DATA FOR THIS EXERCISE ▸
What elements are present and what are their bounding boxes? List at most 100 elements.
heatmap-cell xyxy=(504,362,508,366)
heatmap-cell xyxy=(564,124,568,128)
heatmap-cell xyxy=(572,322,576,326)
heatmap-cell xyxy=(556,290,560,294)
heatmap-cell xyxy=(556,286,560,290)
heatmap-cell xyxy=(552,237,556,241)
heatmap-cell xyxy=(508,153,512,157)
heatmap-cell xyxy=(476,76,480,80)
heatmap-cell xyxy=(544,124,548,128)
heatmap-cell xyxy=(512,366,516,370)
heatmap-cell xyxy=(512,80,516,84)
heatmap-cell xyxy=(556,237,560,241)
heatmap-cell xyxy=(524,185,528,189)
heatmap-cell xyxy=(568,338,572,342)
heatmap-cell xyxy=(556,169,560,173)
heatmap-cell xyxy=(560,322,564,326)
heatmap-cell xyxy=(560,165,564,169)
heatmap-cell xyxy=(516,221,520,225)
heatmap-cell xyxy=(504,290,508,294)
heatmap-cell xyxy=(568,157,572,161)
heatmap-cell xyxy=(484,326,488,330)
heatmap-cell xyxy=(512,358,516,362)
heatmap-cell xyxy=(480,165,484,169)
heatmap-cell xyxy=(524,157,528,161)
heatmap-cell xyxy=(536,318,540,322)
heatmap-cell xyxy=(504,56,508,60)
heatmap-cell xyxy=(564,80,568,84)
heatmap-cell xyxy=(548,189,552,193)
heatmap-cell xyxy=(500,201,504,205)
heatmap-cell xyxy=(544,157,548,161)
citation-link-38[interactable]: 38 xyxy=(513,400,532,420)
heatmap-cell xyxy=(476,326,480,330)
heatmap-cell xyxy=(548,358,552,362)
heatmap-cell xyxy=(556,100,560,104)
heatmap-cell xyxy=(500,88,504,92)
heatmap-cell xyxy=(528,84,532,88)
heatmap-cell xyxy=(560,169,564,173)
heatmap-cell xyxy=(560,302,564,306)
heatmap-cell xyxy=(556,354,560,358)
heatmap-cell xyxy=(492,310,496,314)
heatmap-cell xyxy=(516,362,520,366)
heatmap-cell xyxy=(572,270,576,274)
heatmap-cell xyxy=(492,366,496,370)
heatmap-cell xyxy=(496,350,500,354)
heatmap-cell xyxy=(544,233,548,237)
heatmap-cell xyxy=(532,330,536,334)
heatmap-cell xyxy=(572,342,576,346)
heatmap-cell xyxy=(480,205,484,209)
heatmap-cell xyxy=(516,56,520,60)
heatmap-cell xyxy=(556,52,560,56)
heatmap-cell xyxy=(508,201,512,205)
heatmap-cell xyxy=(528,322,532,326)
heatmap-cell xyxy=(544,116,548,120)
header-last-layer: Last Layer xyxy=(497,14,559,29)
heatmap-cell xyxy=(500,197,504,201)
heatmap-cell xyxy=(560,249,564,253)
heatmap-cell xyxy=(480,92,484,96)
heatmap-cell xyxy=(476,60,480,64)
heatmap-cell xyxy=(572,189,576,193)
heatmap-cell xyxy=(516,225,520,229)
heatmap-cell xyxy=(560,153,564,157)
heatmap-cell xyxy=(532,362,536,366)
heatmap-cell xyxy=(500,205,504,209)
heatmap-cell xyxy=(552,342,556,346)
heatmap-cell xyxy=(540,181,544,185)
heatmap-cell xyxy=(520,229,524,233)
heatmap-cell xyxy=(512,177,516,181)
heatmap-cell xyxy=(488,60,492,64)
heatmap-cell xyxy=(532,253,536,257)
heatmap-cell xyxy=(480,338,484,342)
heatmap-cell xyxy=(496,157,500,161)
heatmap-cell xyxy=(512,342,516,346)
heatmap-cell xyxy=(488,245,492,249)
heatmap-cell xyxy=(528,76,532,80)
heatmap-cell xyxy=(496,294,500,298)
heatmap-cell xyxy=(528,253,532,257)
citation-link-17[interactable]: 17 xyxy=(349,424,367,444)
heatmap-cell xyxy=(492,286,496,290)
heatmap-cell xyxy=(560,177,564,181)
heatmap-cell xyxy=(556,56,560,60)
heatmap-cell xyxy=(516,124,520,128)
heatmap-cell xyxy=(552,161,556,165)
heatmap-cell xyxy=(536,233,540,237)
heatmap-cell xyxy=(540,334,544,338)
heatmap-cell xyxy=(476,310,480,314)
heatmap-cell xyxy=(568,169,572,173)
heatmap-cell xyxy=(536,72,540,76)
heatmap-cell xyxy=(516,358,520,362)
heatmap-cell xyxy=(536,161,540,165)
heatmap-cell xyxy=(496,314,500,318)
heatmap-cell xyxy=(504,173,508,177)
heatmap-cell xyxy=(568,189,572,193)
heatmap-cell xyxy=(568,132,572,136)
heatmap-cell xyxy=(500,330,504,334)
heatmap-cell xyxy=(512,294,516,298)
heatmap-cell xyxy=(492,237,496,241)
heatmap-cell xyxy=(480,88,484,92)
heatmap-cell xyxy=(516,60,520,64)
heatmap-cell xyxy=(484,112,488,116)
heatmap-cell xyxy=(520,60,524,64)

YOUR TASK ▸ Swap "bounding boxes" for "box coordinates" in the entries from the first line up to and including the line with "heatmap-cell xyxy=(544,124,548,128)", and give back only those lines with nothing else altered.

WRITTEN ANSWER ▸
What elements are present and what are their box coordinates? List at most 100 elements.
heatmap-cell xyxy=(504,362,508,366)
heatmap-cell xyxy=(564,124,568,128)
heatmap-cell xyxy=(572,322,576,326)
heatmap-cell xyxy=(556,290,560,294)
heatmap-cell xyxy=(556,286,560,290)
heatmap-cell xyxy=(552,237,556,241)
heatmap-cell xyxy=(508,153,512,157)
heatmap-cell xyxy=(476,76,480,80)
heatmap-cell xyxy=(544,124,548,128)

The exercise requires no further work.